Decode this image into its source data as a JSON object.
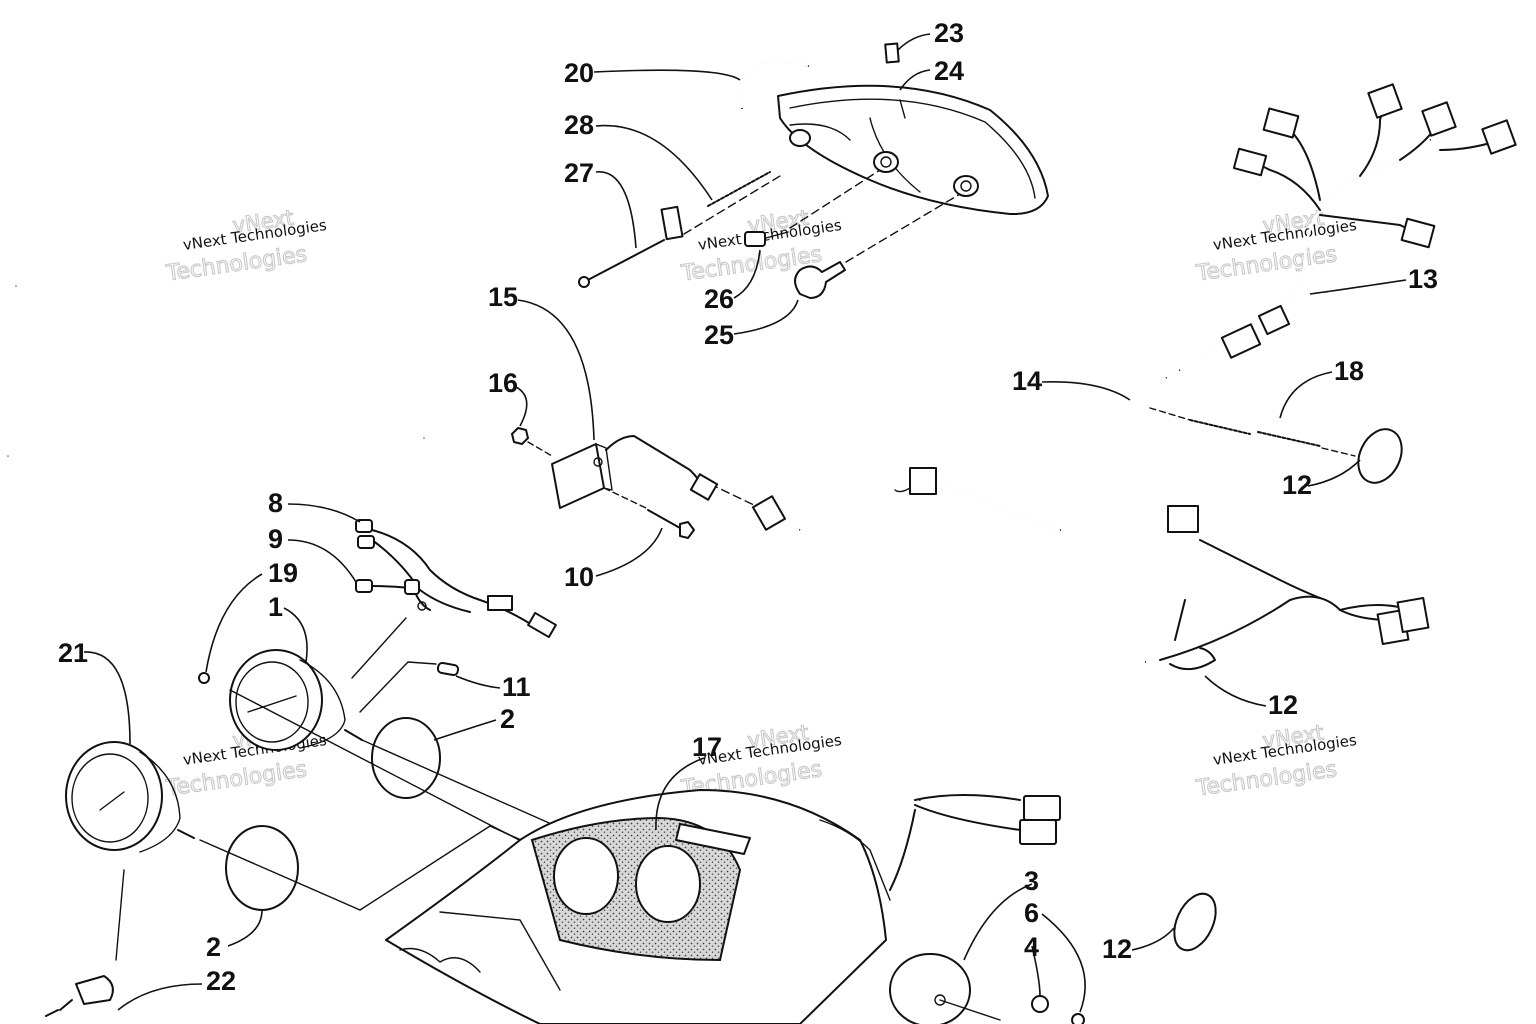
{
  "diagram": {
    "callouts": [
      {
        "id": "c20",
        "label": "20"
      },
      {
        "id": "c23",
        "label": "23"
      },
      {
        "id": "c24",
        "label": "24"
      },
      {
        "id": "c28",
        "label": "28"
      },
      {
        "id": "c27",
        "label": "27"
      },
      {
        "id": "c26",
        "label": "26"
      },
      {
        "id": "c25",
        "label": "25"
      },
      {
        "id": "c13",
        "label": "13"
      },
      {
        "id": "c15",
        "label": "15"
      },
      {
        "id": "c16",
        "label": "16"
      },
      {
        "id": "c14",
        "label": "14"
      },
      {
        "id": "c18",
        "label": "18"
      },
      {
        "id": "c12a",
        "label": "12"
      },
      {
        "id": "c8",
        "label": "8"
      },
      {
        "id": "c9",
        "label": "9"
      },
      {
        "id": "c19",
        "label": "19"
      },
      {
        "id": "c1",
        "label": "1"
      },
      {
        "id": "c10",
        "label": "10"
      },
      {
        "id": "c21",
        "label": "21"
      },
      {
        "id": "c11",
        "label": "11"
      },
      {
        "id": "c2a",
        "label": "2"
      },
      {
        "id": "c17",
        "label": "17"
      },
      {
        "id": "c12b",
        "label": "12"
      },
      {
        "id": "c3",
        "label": "3"
      },
      {
        "id": "c6",
        "label": "6"
      },
      {
        "id": "c4",
        "label": "4"
      },
      {
        "id": "c12c",
        "label": "12"
      },
      {
        "id": "c2b",
        "label": "2"
      },
      {
        "id": "c22",
        "label": "22"
      }
    ],
    "watermarks": [
      {
        "id": "wm1",
        "line0": "vNext",
        "line1": "vNext Technologies",
        "line2": "Technologies"
      },
      {
        "id": "wm2",
        "line0": "vNext",
        "line1": "vNext Technologies",
        "line2": "Technologies"
      },
      {
        "id": "wm3",
        "line0": "vNext",
        "line1": "vNext Technologies",
        "line2": "Technologies"
      },
      {
        "id": "wm4",
        "line0": "vNext",
        "line1": "vNext Technologies",
        "line2": "Technologies"
      },
      {
        "id": "wm5",
        "line0": "vNext",
        "line1": "vNext Technologies",
        "line2": "Technologies"
      },
      {
        "id": "wm6",
        "line0": "vNext",
        "line1": "vNext Technologies",
        "line2": "Technologies"
      }
    ]
  }
}
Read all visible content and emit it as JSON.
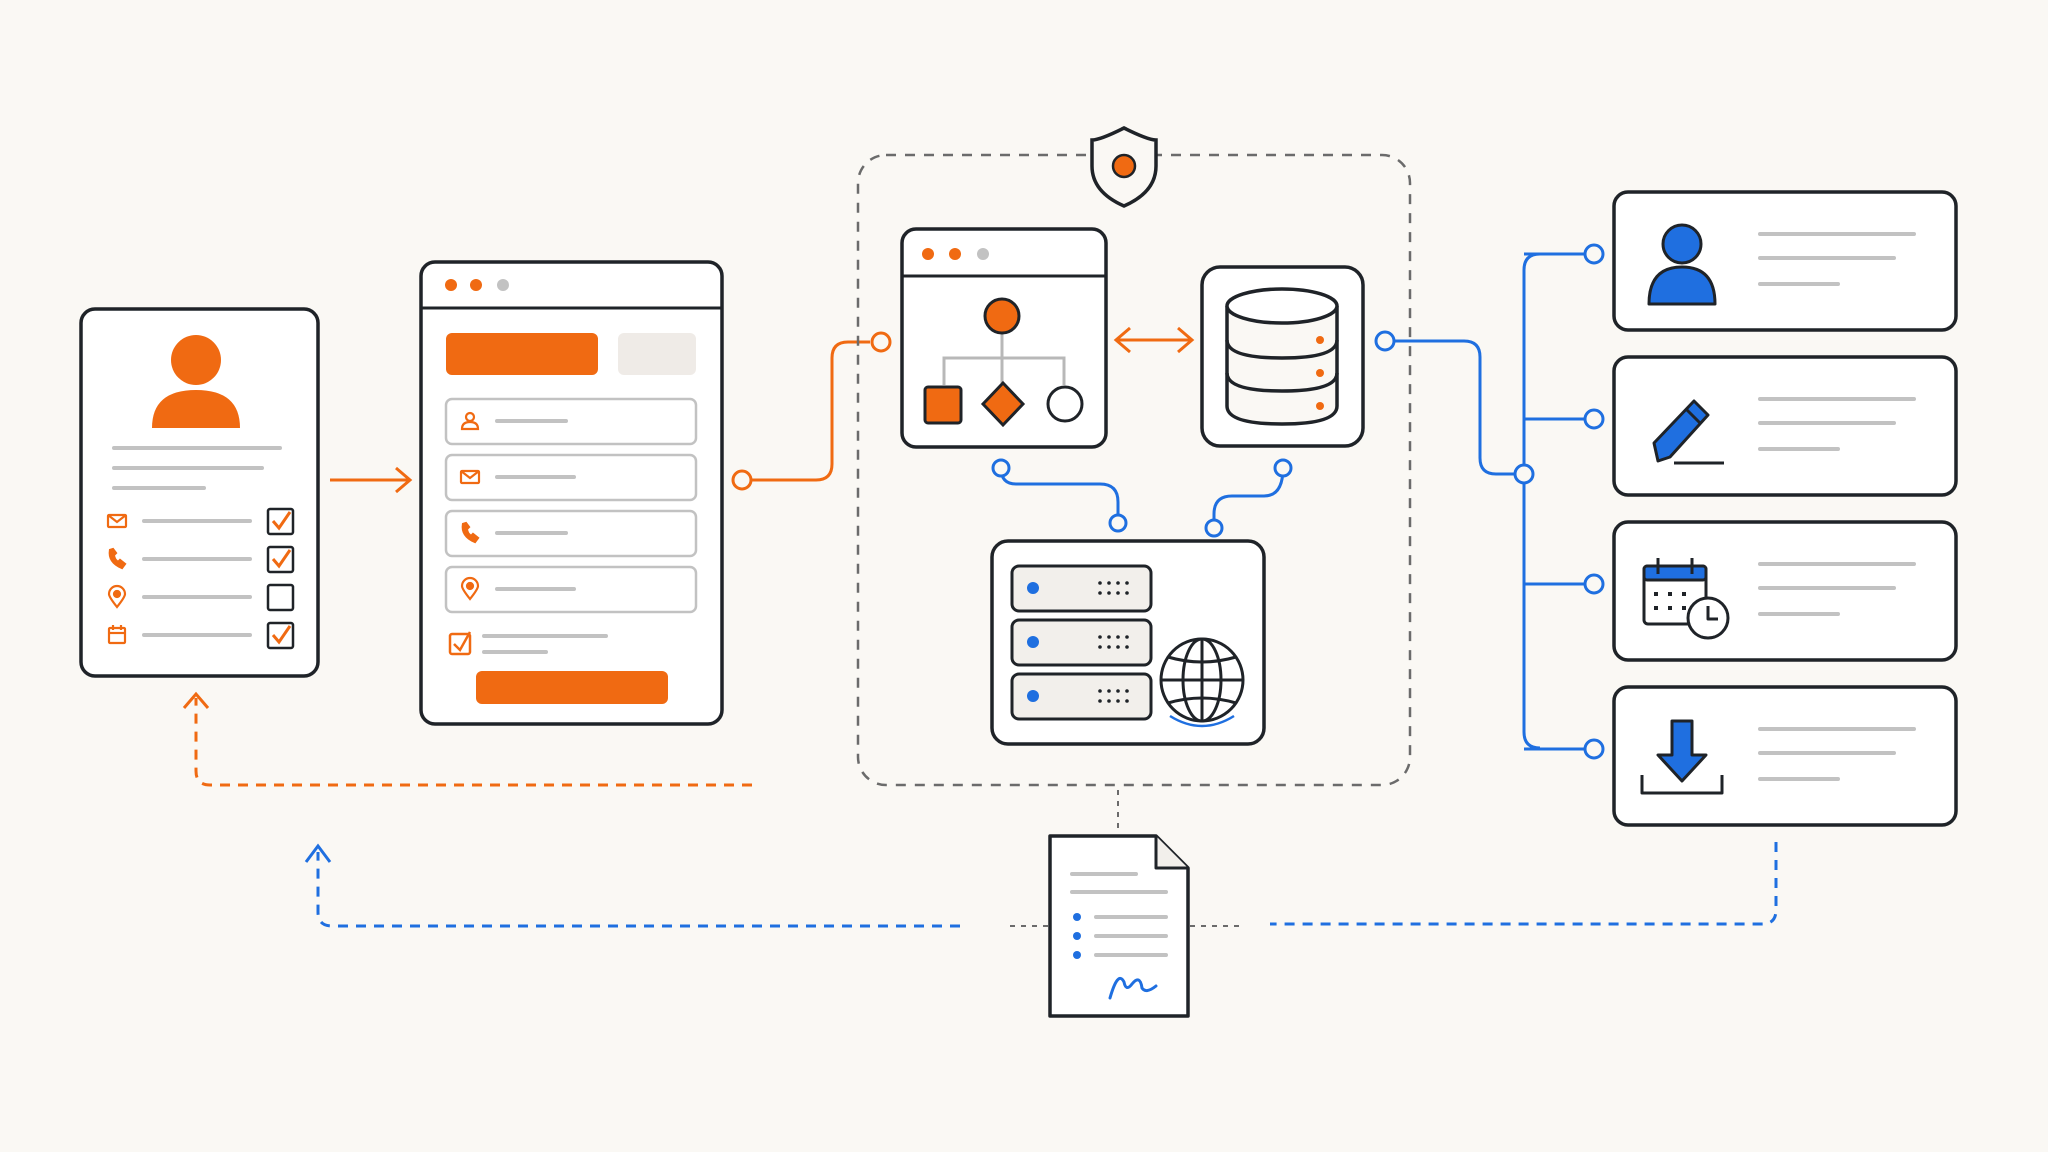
{
  "colors": {
    "background": "#faf8f4",
    "ink": "#1f2328",
    "orange": "#f06a12",
    "blue": "#1f6fe0",
    "gray_line": "#c2c2c2",
    "placeholder": "#efebe7",
    "dashed_gray": "#6b6b6b"
  },
  "profile_card": {
    "rows": [
      {
        "icon": "mail-icon",
        "checked": true
      },
      {
        "icon": "phone-icon",
        "checked": true
      },
      {
        "icon": "location-pin-icon",
        "checked": false
      },
      {
        "icon": "calendar-icon",
        "checked": true
      }
    ]
  },
  "form_window": {
    "fields": [
      {
        "icon": "user-icon"
      },
      {
        "icon": "mail-icon"
      },
      {
        "icon": "phone-icon"
      },
      {
        "icon": "location-pin-icon"
      }
    ],
    "consent_checked": true
  },
  "secure_zone": {
    "badge_icon": "shield-icon",
    "modules": [
      "workflow-window",
      "database",
      "server-globe"
    ]
  },
  "outputs": [
    {
      "icon": "user-icon"
    },
    {
      "icon": "pencil-edit-icon"
    },
    {
      "icon": "calendar-clock-icon"
    },
    {
      "icon": "download-icon"
    }
  ],
  "document": {
    "icon": "signed-document-icon"
  }
}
◇ ◇ ◇
- _AIM OF THE TASK_
Your task is to reproduce all of the material exactly. The pictures stay out.

- _ANSWER TO THE TASK_
Decode this image into its source data as a JSON object.
{
  "diagram": {
    "callouts": [
      {
        "id": "c20",
        "label": "20"
      },
      {
        "id": "c23",
        "label": "23"
      },
      {
        "id": "c24",
        "label": "24"
      },
      {
        "id": "c28",
        "label": "28"
      },
      {
        "id": "c27",
        "label": "27"
      },
      {
        "id": "c26",
        "label": "26"
      },
      {
        "id": "c25",
        "label": "25"
      },
      {
        "id": "c13",
        "label": "13"
      },
      {
        "id": "c15",
        "label": "15"
      },
      {
        "id": "c16",
        "label": "16"
      },
      {
        "id": "c14",
        "label": "14"
      },
      {
        "id": "c18",
        "label": "18"
      },
      {
        "id": "c12a",
        "label": "12"
      },
      {
        "id": "c8",
        "label": "8"
      },
      {
        "id": "c9",
        "label": "9"
      },
      {
        "id": "c19",
        "label": "19"
      },
      {
        "id": "c1",
        "label": "1"
      },
      {
        "id": "c10",
        "label": "10"
      },
      {
        "id": "c21",
        "label": "21"
      },
      {
        "id": "c11",
        "label": "11"
      },
      {
        "id": "c2a",
        "label": "2"
      },
      {
        "id": "c17",
        "label": "17"
      },
      {
        "id": "c12b",
        "label": "12"
      },
      {
        "id": "c3",
        "label": "3"
      },
      {
        "id": "c6",
        "label": "6"
      },
      {
        "id": "c4",
        "label": "4"
      },
      {
        "id": "c12c",
        "label": "12"
      },
      {
        "id": "c2b",
        "label": "2"
      },
      {
        "id": "c22",
        "label": "22"
      }
    ],
    "watermarks": [
      {
        "id": "wm1",
        "line0": "vNext",
        "line1": "vNext Technologies",
        "line2": "Technologies"
      },
      {
        "id": "wm2",
        "line0": "vNext",
        "line1": "vNext Technologies",
        "line2": "Technologies"
      },
      {
        "id": "wm3",
        "line0": "vNext",
        "line1": "vNext Technologies",
        "line2": "Technologies"
      },
      {
        "id": "wm4",
        "line0": "vNext",
        "line1": "vNext Technologies",
        "line2": "Technologies"
      },
      {
        "id": "wm5",
        "line0": "vNext",
        "line1": "vNext Technologies",
        "line2": "Technologies"
      },
      {
        "id": "wm6",
        "line0": "vNext",
        "line1": "vNext Technologies",
        "line2": "Technologies"
      }
    ]
  }
}
Read all visible content and emit it as JSON.
{
  "colors": {
    "background": "#faf8f4",
    "ink": "#1f2328",
    "orange": "#f06a12",
    "blue": "#1f6fe0",
    "gray_line": "#c2c2c2",
    "placeholder": "#efebe7",
    "dashed_gray": "#6b6b6b"
  },
  "profile_card": {
    "rows": [
      {
        "icon": "mail-icon",
        "checked": true
      },
      {
        "icon": "phone-icon",
        "checked": true
      },
      {
        "icon": "location-pin-icon",
        "checked": false
      },
      {
        "icon": "calendar-icon",
        "checked": true
      }
    ]
  },
  "form_window": {
    "fields": [
      {
        "icon": "user-icon"
      },
      {
        "icon": "mail-icon"
      },
      {
        "icon": "phone-icon"
      },
      {
        "icon": "location-pin-icon"
      }
    ],
    "consent_checked": true
  },
  "secure_zone": {
    "badge_icon": "shield-icon",
    "modules": [
      "workflow-window",
      "database",
      "server-globe"
    ]
  },
  "outputs": [
    {
      "icon": "user-icon"
    },
    {
      "icon": "pencil-edit-icon"
    },
    {
      "icon": "calendar-clock-icon"
    },
    {
      "icon": "download-icon"
    }
  ],
  "document": {
    "icon": "signed-document-icon"
  }
}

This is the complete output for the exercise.